WHAT THE EXERCISE ASKS. Print each of the entries exactly, leaving nothing out.

(Dataset excerpts)
====================
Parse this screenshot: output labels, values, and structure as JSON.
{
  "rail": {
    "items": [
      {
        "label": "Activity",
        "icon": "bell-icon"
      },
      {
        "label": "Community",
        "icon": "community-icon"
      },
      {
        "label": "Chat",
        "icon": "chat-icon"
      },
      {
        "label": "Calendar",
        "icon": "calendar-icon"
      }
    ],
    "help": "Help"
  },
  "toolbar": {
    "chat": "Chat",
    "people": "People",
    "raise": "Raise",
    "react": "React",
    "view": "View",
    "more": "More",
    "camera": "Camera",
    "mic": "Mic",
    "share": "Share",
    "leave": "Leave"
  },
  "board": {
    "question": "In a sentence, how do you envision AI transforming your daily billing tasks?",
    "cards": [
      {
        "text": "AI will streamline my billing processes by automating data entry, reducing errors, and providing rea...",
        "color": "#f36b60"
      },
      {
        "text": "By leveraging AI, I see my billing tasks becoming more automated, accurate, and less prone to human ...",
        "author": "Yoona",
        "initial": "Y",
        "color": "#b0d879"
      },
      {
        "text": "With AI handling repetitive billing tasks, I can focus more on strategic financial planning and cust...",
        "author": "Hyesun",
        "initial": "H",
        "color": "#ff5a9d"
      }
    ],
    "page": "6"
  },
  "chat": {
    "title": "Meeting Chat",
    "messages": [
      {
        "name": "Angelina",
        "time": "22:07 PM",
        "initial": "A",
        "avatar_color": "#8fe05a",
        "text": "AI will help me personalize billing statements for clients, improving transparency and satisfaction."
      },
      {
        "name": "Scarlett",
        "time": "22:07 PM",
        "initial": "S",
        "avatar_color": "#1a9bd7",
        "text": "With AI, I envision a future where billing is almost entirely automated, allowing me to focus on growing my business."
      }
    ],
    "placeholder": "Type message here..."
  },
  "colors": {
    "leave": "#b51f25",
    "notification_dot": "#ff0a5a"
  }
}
====================
ANSWER TO THIS TASK.
Parse this screenshot: output labels, values, and structure as JSON.
{
  "rail": {
    "items": [
      {
        "label": "Activity",
        "icon": "bell-icon"
      },
      {
        "label": "Community",
        "icon": "community-icon"
      },
      {
        "label": "Chat",
        "icon": "chat-icon"
      },
      {
        "label": "Calendar",
        "icon": "calendar-icon"
      }
    ],
    "help": "Help"
  },
  "toolbar": {
    "chat": "Chat",
    "people": "People",
    "raise": "Raise",
    "react": "React",
    "view": "View",
    "more": "More",
    "camera": "Camera",
    "mic": "Mic",
    "share": "Share",
    "leave": "Leave"
  },
  "board": {
    "question": "In a sentence, how do you envision AI transforming your daily billing tasks?",
    "cards": [
      {
        "text": "AI will streamline my billing processes by automating data entry, reducing errors, and providing rea...",
        "color": "#f36b60"
      },
      {
        "text": "By leveraging AI, I see my billing tasks becoming more automated, accurate, and less prone to human ...",
        "author": "Yoona",
        "initial": "Y",
        "color": "#b0d879"
      },
      {
        "text": "With AI handling repetitive billing tasks, I can focus more on strategic financial planning and cust...",
        "author": "Hyesun",
        "initial": "H",
        "color": "#ff5a9d"
      }
    ],
    "page": "6"
  },
  "chat": {
    "title": "Meeting Chat",
    "messages": [
      {
        "name": "Angelina",
        "time": "22:07 PM",
        "initial": "A",
        "avatar_color": "#8fe05a",
        "text": "AI will help me personalize billing statements for clients, improving transparency and satisfaction."
      },
      {
        "name": "Scarlett",
        "time": "22:07 PM",
        "initial": "S",
        "avatar_color": "#1a9bd7",
        "text": "With AI, I envision a future where billing is almost entirely automated, allowing me to focus on growing my business."
      }
    ],
    "placeholder": "Type message here..."
  },
  "colors": {
    "leave": "#b51f25",
    "notification_dot": "#ff0a5a"
  }
}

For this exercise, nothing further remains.